### EXERCISE TASK:
Locate the word "person" in the entries below, then gather every line that holds it.

### SUPPLIED DATA:
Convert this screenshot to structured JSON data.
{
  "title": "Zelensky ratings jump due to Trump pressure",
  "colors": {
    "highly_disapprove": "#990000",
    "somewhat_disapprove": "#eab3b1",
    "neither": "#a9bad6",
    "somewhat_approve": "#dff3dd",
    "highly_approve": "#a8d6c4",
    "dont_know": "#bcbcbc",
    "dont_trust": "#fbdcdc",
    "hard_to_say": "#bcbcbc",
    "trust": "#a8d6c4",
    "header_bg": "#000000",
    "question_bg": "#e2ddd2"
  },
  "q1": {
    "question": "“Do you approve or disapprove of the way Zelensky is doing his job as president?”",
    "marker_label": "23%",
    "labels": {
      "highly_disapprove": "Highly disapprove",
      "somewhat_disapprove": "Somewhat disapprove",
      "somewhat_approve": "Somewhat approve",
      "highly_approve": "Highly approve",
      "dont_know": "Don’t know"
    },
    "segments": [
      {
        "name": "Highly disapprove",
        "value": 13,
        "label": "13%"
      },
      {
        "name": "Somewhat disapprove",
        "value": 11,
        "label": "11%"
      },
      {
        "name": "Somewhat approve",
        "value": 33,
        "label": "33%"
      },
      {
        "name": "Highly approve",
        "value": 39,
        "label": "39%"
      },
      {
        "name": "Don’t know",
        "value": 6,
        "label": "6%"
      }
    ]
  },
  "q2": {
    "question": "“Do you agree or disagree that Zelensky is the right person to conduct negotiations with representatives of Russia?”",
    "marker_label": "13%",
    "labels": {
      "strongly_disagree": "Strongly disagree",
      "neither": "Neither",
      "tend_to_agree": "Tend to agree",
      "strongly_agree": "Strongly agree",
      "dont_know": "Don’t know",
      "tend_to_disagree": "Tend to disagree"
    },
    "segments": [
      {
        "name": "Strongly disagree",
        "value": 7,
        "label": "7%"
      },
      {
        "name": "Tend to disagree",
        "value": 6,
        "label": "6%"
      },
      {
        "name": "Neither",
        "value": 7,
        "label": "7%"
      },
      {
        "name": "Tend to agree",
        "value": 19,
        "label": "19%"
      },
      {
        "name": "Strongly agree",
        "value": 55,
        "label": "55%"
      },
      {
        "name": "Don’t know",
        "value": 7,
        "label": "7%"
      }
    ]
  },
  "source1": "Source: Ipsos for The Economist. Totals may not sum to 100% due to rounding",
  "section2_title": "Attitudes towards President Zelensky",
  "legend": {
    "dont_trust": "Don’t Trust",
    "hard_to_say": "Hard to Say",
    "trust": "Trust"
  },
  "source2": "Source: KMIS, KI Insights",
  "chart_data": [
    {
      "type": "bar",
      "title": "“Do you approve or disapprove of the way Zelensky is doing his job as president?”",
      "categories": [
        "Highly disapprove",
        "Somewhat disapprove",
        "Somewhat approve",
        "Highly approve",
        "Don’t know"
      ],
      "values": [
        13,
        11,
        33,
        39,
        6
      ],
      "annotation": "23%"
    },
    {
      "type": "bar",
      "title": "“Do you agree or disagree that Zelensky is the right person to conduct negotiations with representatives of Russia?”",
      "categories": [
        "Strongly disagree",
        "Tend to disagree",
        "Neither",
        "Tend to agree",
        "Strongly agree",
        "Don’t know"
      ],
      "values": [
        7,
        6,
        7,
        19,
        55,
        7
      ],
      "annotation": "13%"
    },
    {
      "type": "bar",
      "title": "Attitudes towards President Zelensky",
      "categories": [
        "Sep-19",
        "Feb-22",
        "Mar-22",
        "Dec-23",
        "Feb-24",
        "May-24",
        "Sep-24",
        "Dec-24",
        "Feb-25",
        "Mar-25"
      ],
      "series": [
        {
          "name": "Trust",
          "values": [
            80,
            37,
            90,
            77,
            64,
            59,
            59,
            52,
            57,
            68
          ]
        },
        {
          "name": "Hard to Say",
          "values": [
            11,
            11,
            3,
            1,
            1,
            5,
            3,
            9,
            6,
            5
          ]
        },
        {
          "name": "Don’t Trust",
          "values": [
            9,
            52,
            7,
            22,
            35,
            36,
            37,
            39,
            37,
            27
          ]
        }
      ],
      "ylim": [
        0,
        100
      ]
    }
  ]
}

### EXERCISE ANSWER:
    "question": "“Do you agree or disagree that Zelensky is the right person to conduct negotiations with representatives of Russia?”",
      "title": "“Do you agree or disagree that Zelensky is the right person to conduct negotiations with representatives of Russia?”",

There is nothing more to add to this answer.